Exercise prompt
Set every line down exactly, from the one that has "Enumerate this screenshot's" through the final one, and keep the pictures out.

------------------------------------------------------------------------

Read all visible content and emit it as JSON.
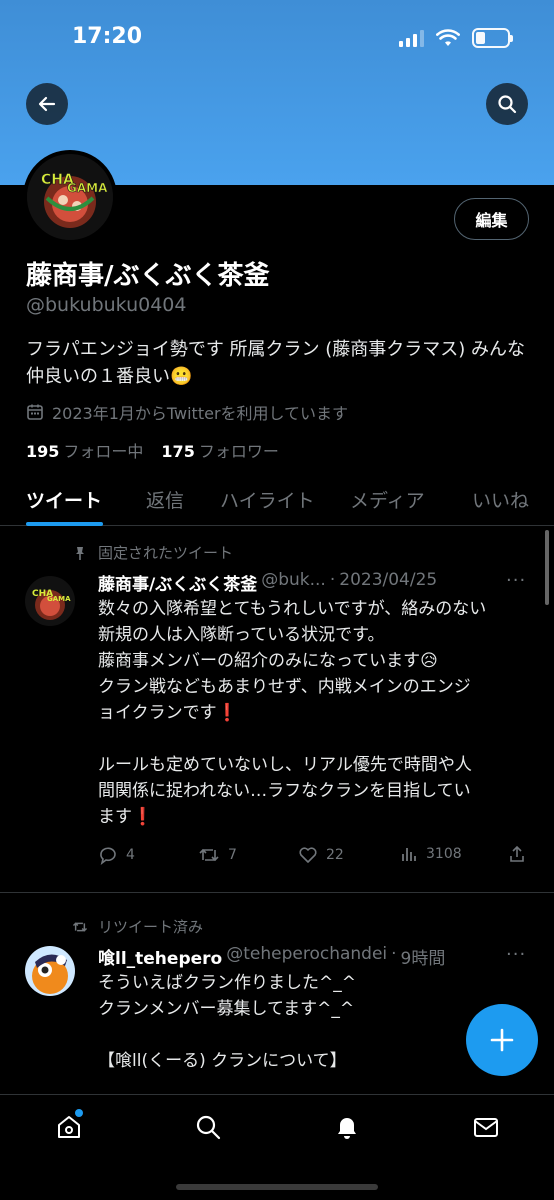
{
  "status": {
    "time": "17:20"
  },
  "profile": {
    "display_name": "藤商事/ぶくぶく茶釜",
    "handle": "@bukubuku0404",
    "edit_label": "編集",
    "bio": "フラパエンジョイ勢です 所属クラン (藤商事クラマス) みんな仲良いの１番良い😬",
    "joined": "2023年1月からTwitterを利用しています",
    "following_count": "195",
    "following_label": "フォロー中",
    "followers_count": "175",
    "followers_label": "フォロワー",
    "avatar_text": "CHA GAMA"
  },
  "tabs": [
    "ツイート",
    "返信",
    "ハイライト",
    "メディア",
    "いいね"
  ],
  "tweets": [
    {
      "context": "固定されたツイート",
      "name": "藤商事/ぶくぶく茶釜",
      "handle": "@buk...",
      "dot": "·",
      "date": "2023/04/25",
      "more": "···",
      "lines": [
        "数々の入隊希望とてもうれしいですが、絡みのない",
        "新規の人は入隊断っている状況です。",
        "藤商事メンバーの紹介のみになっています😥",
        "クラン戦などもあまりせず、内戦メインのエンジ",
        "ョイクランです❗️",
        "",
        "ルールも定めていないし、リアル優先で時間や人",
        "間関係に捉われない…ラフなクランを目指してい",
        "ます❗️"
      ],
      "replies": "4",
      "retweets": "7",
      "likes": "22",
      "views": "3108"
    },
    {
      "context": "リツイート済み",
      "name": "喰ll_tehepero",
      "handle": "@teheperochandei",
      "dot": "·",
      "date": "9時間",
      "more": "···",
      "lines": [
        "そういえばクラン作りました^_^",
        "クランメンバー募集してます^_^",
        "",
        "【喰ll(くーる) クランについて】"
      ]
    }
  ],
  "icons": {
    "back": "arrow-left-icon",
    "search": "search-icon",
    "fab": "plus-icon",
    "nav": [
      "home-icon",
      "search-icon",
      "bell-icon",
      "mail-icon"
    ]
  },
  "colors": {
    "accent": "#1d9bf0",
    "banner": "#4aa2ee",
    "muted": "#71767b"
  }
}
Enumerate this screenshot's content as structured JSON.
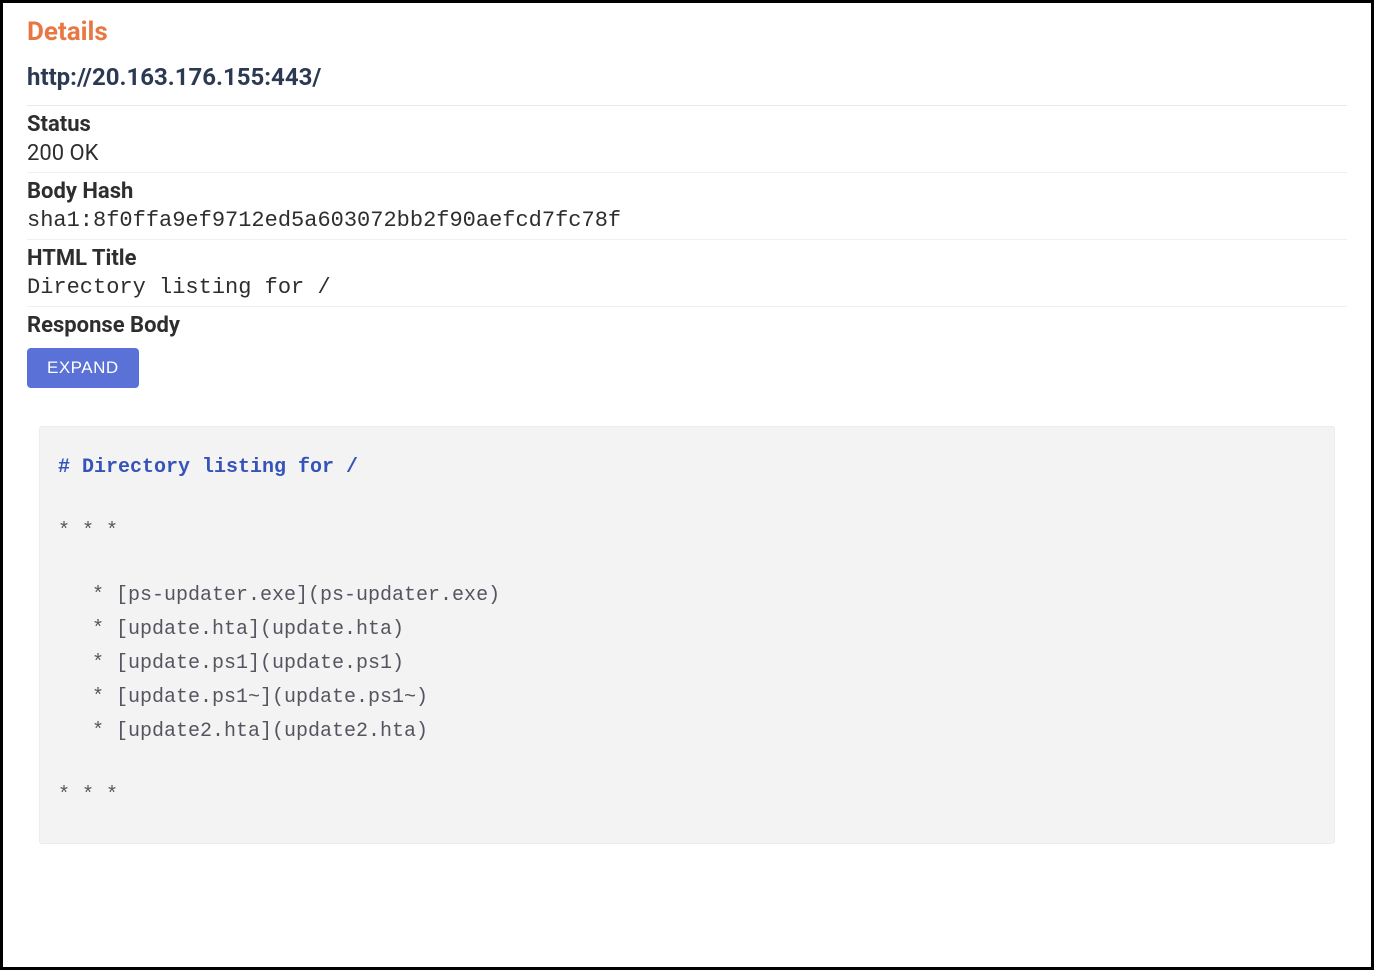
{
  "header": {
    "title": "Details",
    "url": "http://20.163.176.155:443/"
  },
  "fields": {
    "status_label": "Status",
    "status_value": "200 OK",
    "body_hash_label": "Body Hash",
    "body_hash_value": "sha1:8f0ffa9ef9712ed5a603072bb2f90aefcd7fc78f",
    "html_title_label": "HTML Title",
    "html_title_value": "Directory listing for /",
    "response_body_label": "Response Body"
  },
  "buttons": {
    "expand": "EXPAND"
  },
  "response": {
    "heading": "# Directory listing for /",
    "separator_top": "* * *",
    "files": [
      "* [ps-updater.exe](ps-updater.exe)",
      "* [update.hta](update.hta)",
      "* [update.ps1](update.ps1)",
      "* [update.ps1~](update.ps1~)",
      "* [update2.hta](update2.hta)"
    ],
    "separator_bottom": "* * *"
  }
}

------------------------------------------------------------------------

Result for this exercise
Enumerate this screenshot's content as structured JSON.
{
  "header": {
    "title": "Details",
    "url": "http://20.163.176.155:443/"
  },
  "fields": {
    "status_label": "Status",
    "status_value": "200 OK",
    "body_hash_label": "Body Hash",
    "body_hash_value": "sha1:8f0ffa9ef9712ed5a603072bb2f90aefcd7fc78f",
    "html_title_label": "HTML Title",
    "html_title_value": "Directory listing for /",
    "response_body_label": "Response Body"
  },
  "buttons": {
    "expand": "EXPAND"
  },
  "response": {
    "heading": "# Directory listing for /",
    "separator_top": "* * *",
    "files": [
      "* [ps-updater.exe](ps-updater.exe)",
      "* [update.hta](update.hta)",
      "* [update.ps1](update.ps1)",
      "* [update.ps1~](update.ps1~)",
      "* [update2.hta](update2.hta)"
    ],
    "separator_bottom": "* * *"
  }
}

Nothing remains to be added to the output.